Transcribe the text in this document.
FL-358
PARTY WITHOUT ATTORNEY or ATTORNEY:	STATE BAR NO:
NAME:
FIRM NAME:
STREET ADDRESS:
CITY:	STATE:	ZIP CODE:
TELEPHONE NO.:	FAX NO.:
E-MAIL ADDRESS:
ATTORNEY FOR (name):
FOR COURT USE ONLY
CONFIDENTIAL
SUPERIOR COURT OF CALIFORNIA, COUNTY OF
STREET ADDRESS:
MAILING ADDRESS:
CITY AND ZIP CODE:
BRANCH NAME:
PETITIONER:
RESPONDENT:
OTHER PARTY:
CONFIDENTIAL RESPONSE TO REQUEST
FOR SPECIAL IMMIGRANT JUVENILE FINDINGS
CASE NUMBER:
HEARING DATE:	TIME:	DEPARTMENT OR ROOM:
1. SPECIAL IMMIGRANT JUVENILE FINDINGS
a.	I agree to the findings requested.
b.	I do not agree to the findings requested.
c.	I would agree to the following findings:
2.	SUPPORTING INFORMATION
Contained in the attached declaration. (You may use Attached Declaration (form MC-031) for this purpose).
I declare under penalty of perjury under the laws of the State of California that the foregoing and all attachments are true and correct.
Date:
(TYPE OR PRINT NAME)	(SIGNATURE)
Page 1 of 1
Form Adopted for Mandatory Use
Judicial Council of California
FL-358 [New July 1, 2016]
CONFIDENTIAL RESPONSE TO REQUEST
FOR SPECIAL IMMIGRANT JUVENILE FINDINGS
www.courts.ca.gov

************

## SET PROBLEM
Repeat the entries exactly, all of them.

## TASK ANSWER
Transcribe the text in this document.
FL-358
PARTY WITHOUT ATTORNEY or ATTORNEY:	STATE BAR NO:
NAME:
FIRM NAME:
STREET ADDRESS:
CITY:	STATE:	ZIP CODE:
TELEPHONE NO.:	FAX NO.:
E-MAIL ADDRESS:
ATTORNEY FOR (name):
FOR COURT USE ONLY
CONFIDENTIAL
SUPERIOR COURT OF CALIFORNIA, COUNTY OF
STREET ADDRESS:
MAILING ADDRESS:
CITY AND ZIP CODE:
BRANCH NAME:
PETITIONER:
RESPONDENT:
OTHER PARTY:
CONFIDENTIAL RESPONSE TO REQUEST
FOR SPECIAL IMMIGRANT JUVENILE FINDINGS
CASE NUMBER:
HEARING DATE:	TIME:	DEPARTMENT OR ROOM:
1. SPECIAL IMMIGRANT JUVENILE FINDINGS
a.	I agree to the findings requested.
b.	I do not agree to the findings requested.
c.	I would agree to the following findings:
2.	SUPPORTING INFORMATION
Contained in the attached declaration. (You may use Attached Declaration (form MC-031) for this purpose).
I declare under penalty of perjury under the laws of the State of California that the foregoing and all attachments are true and correct.
Date:
(TYPE OR PRINT NAME)	(SIGNATURE)
Page 1 of 1
Form Adopted for Mandatory Use
Judicial Council of California
FL-358 [New July 1, 2016]
CONFIDENTIAL RESPONSE TO REQUEST
FOR SPECIAL IMMIGRANT JUVENILE FINDINGS
www.courts.ca.gov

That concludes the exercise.